* [PROBLEM REQUIREMENTS] The entries below are to be repeated exactly as they stand.

Collected data:
════════════════

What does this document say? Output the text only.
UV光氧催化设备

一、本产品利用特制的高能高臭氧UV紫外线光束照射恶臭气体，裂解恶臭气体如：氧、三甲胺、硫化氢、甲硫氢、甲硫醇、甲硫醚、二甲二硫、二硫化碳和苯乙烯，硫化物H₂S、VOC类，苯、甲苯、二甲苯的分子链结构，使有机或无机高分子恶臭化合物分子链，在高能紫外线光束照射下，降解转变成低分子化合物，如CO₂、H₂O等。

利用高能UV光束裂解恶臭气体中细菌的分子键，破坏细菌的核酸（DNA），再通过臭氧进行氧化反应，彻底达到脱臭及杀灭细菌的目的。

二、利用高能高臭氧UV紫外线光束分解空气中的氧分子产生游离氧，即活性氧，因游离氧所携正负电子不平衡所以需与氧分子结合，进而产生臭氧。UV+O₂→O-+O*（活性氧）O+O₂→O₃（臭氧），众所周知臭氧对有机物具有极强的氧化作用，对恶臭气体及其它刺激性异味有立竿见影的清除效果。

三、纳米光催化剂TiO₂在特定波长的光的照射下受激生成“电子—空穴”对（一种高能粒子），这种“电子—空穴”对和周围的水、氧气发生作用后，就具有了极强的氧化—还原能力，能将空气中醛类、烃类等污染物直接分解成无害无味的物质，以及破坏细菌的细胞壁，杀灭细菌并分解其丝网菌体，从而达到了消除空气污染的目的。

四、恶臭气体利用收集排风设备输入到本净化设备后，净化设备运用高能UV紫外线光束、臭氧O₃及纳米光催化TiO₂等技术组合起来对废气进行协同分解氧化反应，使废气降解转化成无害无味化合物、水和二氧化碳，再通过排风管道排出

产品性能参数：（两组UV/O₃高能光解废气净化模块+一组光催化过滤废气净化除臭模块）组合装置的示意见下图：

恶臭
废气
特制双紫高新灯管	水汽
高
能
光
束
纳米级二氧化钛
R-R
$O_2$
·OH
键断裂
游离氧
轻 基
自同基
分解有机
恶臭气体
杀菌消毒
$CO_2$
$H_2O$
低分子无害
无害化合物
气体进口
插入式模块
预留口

════════════════

* [PROBLEM SOLUTION]
What does this document say? Output the text only.
UV光氧催化设备

一、本产品利用特制的高能高臭氧UV紫外线光束照射恶臭气体，裂解恶臭气体如：氧、三甲胺、硫化氢、甲硫氢、甲硫醇、甲硫醚、二甲二硫、二硫化碳和苯乙烯，硫化物H₂S、VOC类，苯、甲苯、二甲苯的分子链结构，使有机或无机高分子恶臭化合物分子链，在高能紫外线光束照射下，降解转变成低分子化合物，如CO₂、H₂O等。

利用高能UV光束裂解恶臭气体中细菌的分子键，破坏细菌的核酸（DNA），再通过臭氧进行氧化反应，彻底达到脱臭及杀灭细菌的目的。

二、利用高能高臭氧UV紫外线光束分解空气中的氧分子产生游离氧，即活性氧，因游离氧所携正负电子不平衡所以需与氧分子结合，进而产生臭氧。UV+O₂→O-+O*（活性氧）O+O₂→O₃（臭氧），众所周知臭氧对有机物具有极强的氧化作用，对恶臭气体及其它刺激性异味有立竿见影的清除效果。

三、纳米光催化剂TiO₂在特定波长的光的照射下受激生成“电子—空穴”对（一种高能粒子），这种“电子—空穴”对和周围的水、氧气发生作用后，就具有了极强的氧化—还原能力，能将空气中醛类、烃类等污染物直接分解成无害无味的物质，以及破坏细菌的细胞壁，杀灭细菌并分解其丝网菌体，从而达到了消除空气污染的目的。

四、恶臭气体利用收集排风设备输入到本净化设备后，净化设备运用高能UV紫外线光束、臭氧O₃及纳米光催化TiO₂等技术组合起来对废气进行协同分解氧化反应，使废气降解转化成无害无味化合物、水和二氧化碳，再通过排风管道排出

产品性能参数：（两组UV/O₃高能光解废气净化模块+一组光催化过滤废气净化除臭模块）组合装置的示意见下图：

恶臭
废气
特制双紫高新灯管	水汽
高
能
光
束
纳米级二氧化钛
R-R
$O_2$
·OH
键断裂
游离氧
轻 基
自同基
分解有机
恶臭气体
杀菌消毒
$CO_2$
$H_2O$
低分子无害
无害化合物
气体进口
插入式模块
预留口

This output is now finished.